* Begin DATA FOR THE TASK *
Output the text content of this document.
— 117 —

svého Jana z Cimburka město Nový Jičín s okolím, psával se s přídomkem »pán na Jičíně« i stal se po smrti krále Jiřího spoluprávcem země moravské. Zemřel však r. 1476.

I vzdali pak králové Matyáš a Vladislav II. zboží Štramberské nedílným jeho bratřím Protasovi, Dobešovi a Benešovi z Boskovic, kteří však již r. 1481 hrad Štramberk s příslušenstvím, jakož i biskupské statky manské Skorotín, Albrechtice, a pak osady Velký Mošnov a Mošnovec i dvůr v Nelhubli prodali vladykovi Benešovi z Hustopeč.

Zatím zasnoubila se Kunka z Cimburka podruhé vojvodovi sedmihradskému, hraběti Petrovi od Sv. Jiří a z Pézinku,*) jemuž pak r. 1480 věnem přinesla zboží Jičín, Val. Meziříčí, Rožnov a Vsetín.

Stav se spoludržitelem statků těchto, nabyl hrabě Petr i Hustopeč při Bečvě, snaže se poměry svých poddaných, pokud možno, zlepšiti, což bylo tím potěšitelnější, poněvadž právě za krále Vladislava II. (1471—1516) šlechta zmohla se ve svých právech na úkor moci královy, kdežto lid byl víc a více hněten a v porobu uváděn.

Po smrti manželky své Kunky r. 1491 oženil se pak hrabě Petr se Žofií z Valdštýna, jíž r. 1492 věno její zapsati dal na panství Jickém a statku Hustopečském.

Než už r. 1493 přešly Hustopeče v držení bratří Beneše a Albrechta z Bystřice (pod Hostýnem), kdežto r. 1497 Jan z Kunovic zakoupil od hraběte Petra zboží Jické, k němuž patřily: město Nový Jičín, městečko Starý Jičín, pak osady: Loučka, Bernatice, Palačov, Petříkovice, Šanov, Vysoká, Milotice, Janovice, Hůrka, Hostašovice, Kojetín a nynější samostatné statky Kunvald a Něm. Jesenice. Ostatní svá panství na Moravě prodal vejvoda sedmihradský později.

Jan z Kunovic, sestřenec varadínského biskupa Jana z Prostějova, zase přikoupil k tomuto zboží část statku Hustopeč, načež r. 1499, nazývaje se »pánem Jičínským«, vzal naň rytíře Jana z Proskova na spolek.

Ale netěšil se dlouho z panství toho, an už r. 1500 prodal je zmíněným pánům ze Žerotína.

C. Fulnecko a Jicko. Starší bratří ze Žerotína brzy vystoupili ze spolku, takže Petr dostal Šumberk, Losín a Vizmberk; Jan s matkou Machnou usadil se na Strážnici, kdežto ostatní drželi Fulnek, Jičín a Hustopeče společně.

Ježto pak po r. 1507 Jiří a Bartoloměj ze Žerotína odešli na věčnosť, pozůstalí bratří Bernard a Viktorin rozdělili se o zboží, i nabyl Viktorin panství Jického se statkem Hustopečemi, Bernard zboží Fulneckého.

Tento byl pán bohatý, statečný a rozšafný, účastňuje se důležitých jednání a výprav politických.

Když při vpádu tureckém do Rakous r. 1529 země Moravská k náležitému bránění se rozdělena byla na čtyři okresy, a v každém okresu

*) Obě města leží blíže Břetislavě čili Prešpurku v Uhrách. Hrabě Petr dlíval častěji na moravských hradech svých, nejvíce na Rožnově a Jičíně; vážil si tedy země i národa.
* End DATA FOR THE TASK *
● REQUEST:
Repeat the material above in full, quoting it exactly.

● SOLUTION:
Output the text content of this document.
— 117 —

svého Jana z Cimburka město Nový Jičín s okolím, psával se s přídomkem »pán na Jičíně« i stal se po smrti krále Jiřího spoluprávcem země moravské. Zemřel však r. 1476.

I vzdali pak králové Matyáš a Vladislav II. zboží Štramberské nedílným jeho bratřím Protasovi, Dobešovi a Benešovi z Boskovic, kteří však již r. 1481 hrad Štramberk s příslušenstvím, jakož i biskupské statky manské Skorotín, Albrechtice, a pak osady Velký Mošnov a Mošnovec i dvůr v Nelhubli prodali vladykovi Benešovi z Hustopeč.

Zatím zasnoubila se Kunka z Cimburka podruhé vojvodovi sedmihradskému, hraběti Petrovi od Sv. Jiří a z Pézinku,*) jemuž pak r. 1480 věnem přinesla zboží Jičín, Val. Meziříčí, Rožnov a Vsetín.

Stav se spoludržitelem statků těchto, nabyl hrabě Petr i Hustopeč při Bečvě, snaže se poměry svých poddaných, pokud možno, zlepšiti, což bylo tím potěšitelnější, poněvadž právě za krále Vladislava II. (1471—1516) šlechta zmohla se ve svých právech na úkor moci královy, kdežto lid byl víc a více hněten a v porobu uváděn.

Po smrti manželky své Kunky r. 1491 oženil se pak hrabě Petr se Žofií z Valdštýna, jíž r. 1492 věno její zapsati dal na panství Jickém a statku Hustopečském.

Než už r. 1493 přešly Hustopeče v držení bratří Beneše a Albrechta z Bystřice (pod Hostýnem), kdežto r. 1497 Jan z Kunovic zakoupil od hraběte Petra zboží Jické, k němuž patřily: město Nový Jičín, městečko Starý Jičín, pak osady: Loučka, Bernatice, Palačov, Petříkovice, Šanov, Vysoká, Milotice, Janovice, Hůrka, Hostašovice, Kojetín a nynější samostatné statky Kunvald a Něm. Jesenice. Ostatní svá panství na Moravě prodal vejvoda sedmihradský později.

Jan z Kunovic, sestřenec varadínského biskupa Jana z Prostějova, zase přikoupil k tomuto zboží část statku Hustopeč, načež r. 1499, nazývaje se »pánem Jičínským«, vzal naň rytíře Jana z Proskova na spolek.

Ale netěšil se dlouho z panství toho, an už r. 1500 prodal je zmíněným pánům ze Žerotína.

C. Fulnecko a Jicko. Starší bratří ze Žerotína brzy vystoupili ze spolku, takže Petr dostal Šumberk, Losín a Vizmberk; Jan s matkou Machnou usadil se na Strážnici, kdežto ostatní drželi Fulnek, Jičín a Hustopeče společně.

Ježto pak po r. 1507 Jiří a Bartoloměj ze Žerotína odešli na věčnosť, pozůstalí bratří Bernard a Viktorin rozdělili se o zboží, i nabyl Viktorin panství Jického se statkem Hustopečemi, Bernard zboží Fulneckého.

Tento byl pán bohatý, statečný a rozšafný, účastňuje se důležitých jednání a výprav politických.

Když při vpádu tureckém do Rakous r. 1529 země Moravská k náležitému bránění se rozdělena byla na čtyři okresy, a v každém okresu

*) Obě města leží blíže Břetislavě čili Prešpurku v Uhrách. Hrabě Petr dlíval častěji na moravských hradech svých, nejvíce na Rožnově a Jičíně; vážil si tedy země i národa.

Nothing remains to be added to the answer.